Goal of the exercise:
Word for word, give the material below again, minus any images.
Begin
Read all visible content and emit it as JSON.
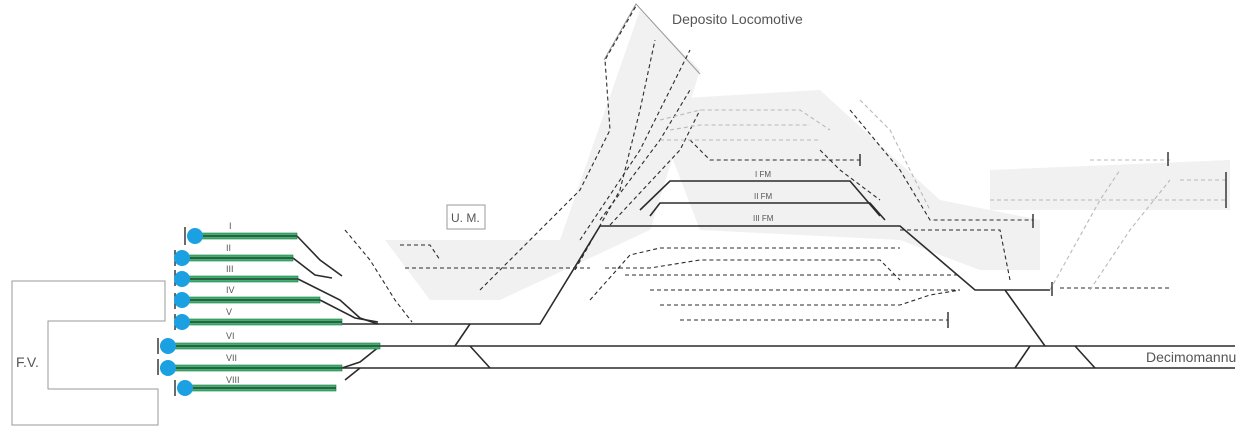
{
  "labels": {
    "station_building": "F.V.",
    "maintenance_unit": "U. M.",
    "loco_depot": "Deposito Locomotive",
    "destination": "Decimomannu"
  },
  "platform_tracks": [
    "I",
    "II",
    "III",
    "IV",
    "V",
    "VI",
    "VII",
    "VIII"
  ],
  "freight_tracks": [
    "I FM",
    "II FM",
    "III FM"
  ],
  "colors": {
    "track": "#2b2b2b",
    "faint_track": "#b9b9b9",
    "platform": "#3cb371",
    "signal": "#1ba1e2",
    "building_outline": "#9a9a9a"
  }
}
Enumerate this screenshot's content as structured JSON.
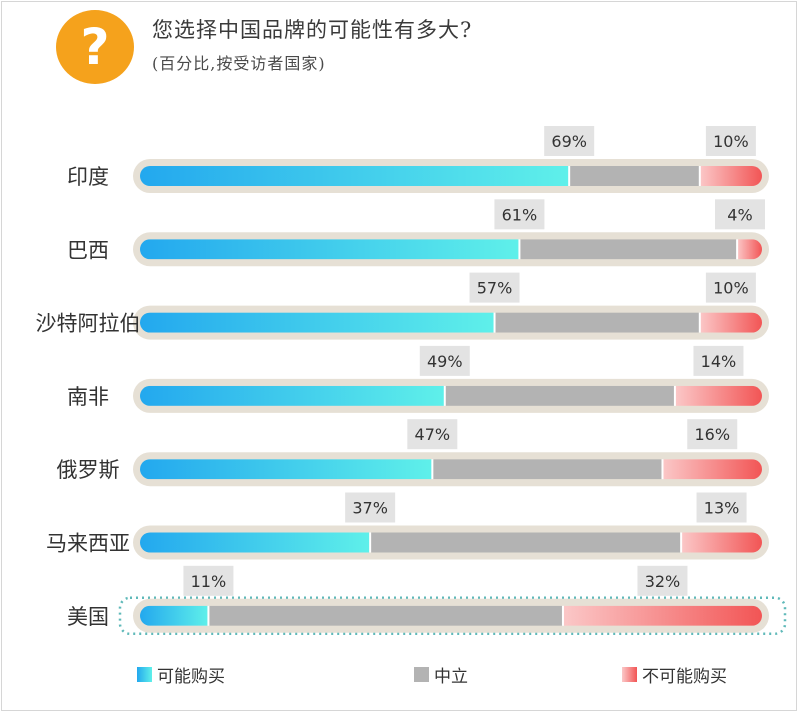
{
  "header": {
    "icon": "question-mark-icon",
    "icon_glyph": "?",
    "title": "您选择中国品牌的可能性有多大?",
    "subtitle": "(百分比,按受访者国家)"
  },
  "colors": {
    "likely_start": "#23a8ee",
    "likely_end": "#5ff0ea",
    "neutral": "#b3b3b3",
    "unlikely_start": "#fbc8c8",
    "unlikely_end": "#f25555",
    "track": "#e6e0d5",
    "label_box": "#e3e3e3",
    "highlight_border": "#5fb9b9"
  },
  "chart_data": {
    "type": "bar",
    "stacked": true,
    "orientation": "horizontal",
    "title": "您选择中国品牌的可能性有多大?",
    "subtitle": "(百分比,按受访者国家)",
    "categories": [
      "印度",
      "巴西",
      "沙特阿拉伯",
      "南非",
      "俄罗斯",
      "马来西亚",
      "美国"
    ],
    "series": [
      {
        "name": "可能购买",
        "values": [
          69,
          61,
          57,
          49,
          47,
          37,
          11
        ]
      },
      {
        "name": "中立",
        "values": [
          21,
          35,
          33,
          37,
          37,
          50,
          57
        ]
      },
      {
        "name": "不可能购买",
        "values": [
          10,
          4,
          10,
          14,
          16,
          13,
          32
        ]
      }
    ],
    "labels": {
      "likely": [
        "69%",
        "61%",
        "57%",
        "49%",
        "47%",
        "37%",
        "11%"
      ],
      "unlikely": [
        "10%",
        "4%",
        "10%",
        "14%",
        "16%",
        "13%",
        "32%"
      ]
    },
    "highlighted_category": "美国",
    "xlim": [
      0,
      100
    ],
    "legend_position": "bottom"
  },
  "legend": {
    "likely": "可能购买",
    "neutral": "中立",
    "unlikely": "不可能购买"
  }
}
End
Solution to this problem:
Read all visible content and emit it as JSON.
{
  "labels": {
    "station_building": "F.V.",
    "maintenance_unit": "U. M.",
    "loco_depot": "Deposito Locomotive",
    "destination": "Decimomannu"
  },
  "platform_tracks": [
    "I",
    "II",
    "III",
    "IV",
    "V",
    "VI",
    "VII",
    "VIII"
  ],
  "freight_tracks": [
    "I FM",
    "II FM",
    "III FM"
  ],
  "colors": {
    "track": "#2b2b2b",
    "faint_track": "#b9b9b9",
    "platform": "#3cb371",
    "signal": "#1ba1e2",
    "building_outline": "#9a9a9a"
  }
}
Enumerate this screenshot's content as structured JSON.
{
  "header": {
    "icon": "question-mark-icon",
    "icon_glyph": "?",
    "title": "您选择中国品牌的可能性有多大?",
    "subtitle": "(百分比,按受访者国家)"
  },
  "colors": {
    "likely_start": "#23a8ee",
    "likely_end": "#5ff0ea",
    "neutral": "#b3b3b3",
    "unlikely_start": "#fbc8c8",
    "unlikely_end": "#f25555",
    "track": "#e6e0d5",
    "label_box": "#e3e3e3",
    "highlight_border": "#5fb9b9"
  },
  "chart_data": {
    "type": "bar",
    "stacked": true,
    "orientation": "horizontal",
    "title": "您选择中国品牌的可能性有多大?",
    "subtitle": "(百分比,按受访者国家)",
    "categories": [
      "印度",
      "巴西",
      "沙特阿拉伯",
      "南非",
      "俄罗斯",
      "马来西亚",
      "美国"
    ],
    "series": [
      {
        "name": "可能购买",
        "values": [
          69,
          61,
          57,
          49,
          47,
          37,
          11
        ]
      },
      {
        "name": "中立",
        "values": [
          21,
          35,
          33,
          37,
          37,
          50,
          57
        ]
      },
      {
        "name": "不可能购买",
        "values": [
          10,
          4,
          10,
          14,
          16,
          13,
          32
        ]
      }
    ],
    "labels": {
      "likely": [
        "69%",
        "61%",
        "57%",
        "49%",
        "47%",
        "37%",
        "11%"
      ],
      "unlikely": [
        "10%",
        "4%",
        "10%",
        "14%",
        "16%",
        "13%",
        "32%"
      ]
    },
    "highlighted_category": "美国",
    "xlim": [
      0,
      100
    ],
    "legend_position": "bottom"
  },
  "legend": {
    "likely": "可能购买",
    "neutral": "中立",
    "unlikely": "不可能购买"
  }
}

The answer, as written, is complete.